• **SUPPLIED PASSAGE**
KIST and Korea University took the helm of Seoul Bio Hub this past July, with Kim, KIST's principal researcher, appointed director-general.
Per Kim, Seoul Bio Hub’s primary goal is to “minimize the setup costs” for biomed startups, which often face heavier initial expenses than tech startups do.
“Boston’s LabCentral and BioLabs became sought after because they enable startups to have almost no upfront costs,” said Kim.
“People often say ‘you only need a pipette’ to run tests there,” the director-general continued, stressing that “just like how [Boston] became a sacred place for biomed startups by providing such environments, Seoul Bio Hub also needs to bring in similar impact.”
The 18,346-square-meter (197,475-square-foot) hub consists of a Research Experiment Building, an Open Innovation Building, and a Business Support Building. Its lab provides advanced tools including a cell culture chamber, ultrapure water production equipment and instruments for liquid chromatography and mass spectrometer.
The 14,018-square-meter Global Center is currently under construction, and will be open by next April.
“With the addition of the Global Center, our total area in operation will be doubled, but what’s more important is the space for experiments and research activities [the building will provide],” said Kim.
“While the floor area will double, the capacity for biomedical experiments will grow by fourfold or fivefold.”
Such expansion in capacity is certainly working as a strong pull factor for startups with advanced capabilities, according to Kim.

• **DATASET EXCERPTS**
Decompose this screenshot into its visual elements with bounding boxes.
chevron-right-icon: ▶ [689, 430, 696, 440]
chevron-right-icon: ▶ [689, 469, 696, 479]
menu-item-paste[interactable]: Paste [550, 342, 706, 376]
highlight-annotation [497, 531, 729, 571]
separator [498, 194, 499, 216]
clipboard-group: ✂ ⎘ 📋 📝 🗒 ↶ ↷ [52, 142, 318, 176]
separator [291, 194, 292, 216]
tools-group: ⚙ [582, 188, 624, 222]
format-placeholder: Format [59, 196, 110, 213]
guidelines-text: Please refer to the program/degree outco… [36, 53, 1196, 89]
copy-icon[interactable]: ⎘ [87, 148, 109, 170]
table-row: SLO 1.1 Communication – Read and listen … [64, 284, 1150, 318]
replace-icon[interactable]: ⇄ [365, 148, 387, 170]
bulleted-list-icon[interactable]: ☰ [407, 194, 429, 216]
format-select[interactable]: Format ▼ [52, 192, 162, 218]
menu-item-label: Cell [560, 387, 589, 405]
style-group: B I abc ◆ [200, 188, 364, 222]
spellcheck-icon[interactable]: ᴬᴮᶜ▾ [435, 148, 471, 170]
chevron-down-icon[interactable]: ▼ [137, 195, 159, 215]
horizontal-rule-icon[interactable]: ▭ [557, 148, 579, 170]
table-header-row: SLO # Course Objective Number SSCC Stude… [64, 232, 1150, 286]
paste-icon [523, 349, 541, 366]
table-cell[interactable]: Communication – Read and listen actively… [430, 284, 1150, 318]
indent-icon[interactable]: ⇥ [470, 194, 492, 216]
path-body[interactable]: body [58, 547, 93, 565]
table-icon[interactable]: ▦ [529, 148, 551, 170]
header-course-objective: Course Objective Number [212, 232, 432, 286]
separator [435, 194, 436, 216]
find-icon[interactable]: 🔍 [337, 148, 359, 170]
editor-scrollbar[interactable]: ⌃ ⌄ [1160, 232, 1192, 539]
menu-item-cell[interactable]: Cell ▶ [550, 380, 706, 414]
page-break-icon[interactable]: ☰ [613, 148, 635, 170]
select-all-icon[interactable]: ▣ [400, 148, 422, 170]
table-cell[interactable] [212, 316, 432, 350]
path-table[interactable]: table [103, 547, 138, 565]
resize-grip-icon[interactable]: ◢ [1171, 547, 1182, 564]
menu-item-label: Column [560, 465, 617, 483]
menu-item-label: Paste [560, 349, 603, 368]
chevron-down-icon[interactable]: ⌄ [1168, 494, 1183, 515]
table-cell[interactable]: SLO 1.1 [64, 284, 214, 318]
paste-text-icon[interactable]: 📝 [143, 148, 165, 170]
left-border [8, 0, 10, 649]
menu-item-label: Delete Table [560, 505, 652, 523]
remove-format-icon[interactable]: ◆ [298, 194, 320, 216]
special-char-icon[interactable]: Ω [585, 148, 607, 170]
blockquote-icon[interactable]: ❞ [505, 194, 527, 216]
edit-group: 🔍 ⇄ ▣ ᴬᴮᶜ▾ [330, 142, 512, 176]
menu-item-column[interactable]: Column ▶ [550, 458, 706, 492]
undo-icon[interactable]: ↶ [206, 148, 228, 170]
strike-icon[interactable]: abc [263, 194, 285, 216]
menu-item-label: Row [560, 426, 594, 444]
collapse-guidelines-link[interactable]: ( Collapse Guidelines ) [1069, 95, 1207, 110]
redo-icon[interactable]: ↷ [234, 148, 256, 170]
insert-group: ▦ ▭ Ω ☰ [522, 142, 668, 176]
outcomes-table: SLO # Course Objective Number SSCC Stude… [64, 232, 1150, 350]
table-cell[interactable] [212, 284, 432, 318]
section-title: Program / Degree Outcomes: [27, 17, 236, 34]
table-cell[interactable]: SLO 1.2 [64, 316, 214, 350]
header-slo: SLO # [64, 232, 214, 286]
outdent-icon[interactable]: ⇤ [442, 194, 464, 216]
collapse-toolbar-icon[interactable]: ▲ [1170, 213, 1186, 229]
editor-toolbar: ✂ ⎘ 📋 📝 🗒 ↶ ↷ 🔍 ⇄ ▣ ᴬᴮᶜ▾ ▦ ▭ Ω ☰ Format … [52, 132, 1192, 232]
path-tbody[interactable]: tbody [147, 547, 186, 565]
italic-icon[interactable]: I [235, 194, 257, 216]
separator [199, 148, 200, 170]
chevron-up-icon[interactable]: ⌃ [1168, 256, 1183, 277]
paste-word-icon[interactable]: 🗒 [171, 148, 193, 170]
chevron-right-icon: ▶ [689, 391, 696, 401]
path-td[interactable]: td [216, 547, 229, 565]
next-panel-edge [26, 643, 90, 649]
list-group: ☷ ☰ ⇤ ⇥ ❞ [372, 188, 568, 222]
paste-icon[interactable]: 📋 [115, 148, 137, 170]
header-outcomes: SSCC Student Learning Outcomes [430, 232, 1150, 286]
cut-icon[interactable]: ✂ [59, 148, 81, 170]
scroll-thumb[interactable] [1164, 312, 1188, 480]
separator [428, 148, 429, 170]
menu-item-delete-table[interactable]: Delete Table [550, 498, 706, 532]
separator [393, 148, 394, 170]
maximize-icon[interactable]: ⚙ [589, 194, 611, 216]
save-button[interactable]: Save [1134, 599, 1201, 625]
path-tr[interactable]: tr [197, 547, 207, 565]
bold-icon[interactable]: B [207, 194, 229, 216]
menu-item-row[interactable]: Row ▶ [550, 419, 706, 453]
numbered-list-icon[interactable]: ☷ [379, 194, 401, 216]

• **SET OF TASKS**
a) Sum up the Seoul Bio Hub passage in two sentences.
b) Quote the stretch of the Seoul Bio Hub passage from "The 18,346-square-meter (197,475-square-foot)" through "by next April.".
c) According to the Seoul Bio Hub passage, how large is the Global Center that is under construction?

• **RESPONSES TO THE EXERCISE**
a) Kim, a principal researcher at KIST, became director-general of Seoul Bio Hub when KIST and Korea University took it over in July, and its main goal is to minimize setup costs for biomed startups, as Boston's LabCentral and BioLabs do. The hub has three buildings and a lab with advanced tools, and its Global Center, set to open by next April, will double the floor area while raising capacity for biomedical experiments fourfold or fivefold.

b)
The 18,346-square-meter (197,475-square-foot) hub consists of a Research Experiment Building, an Open Innovation Building, and a Business Support Building. Its lab provides advanced tools including a cell culture chamber, ultrapure water production equipment and instruments for liquid chromatography and mass spectrometer.
The 14,018-square-meter Global Center is currently under construction, and will be open by next April.

c) 14,018 square meters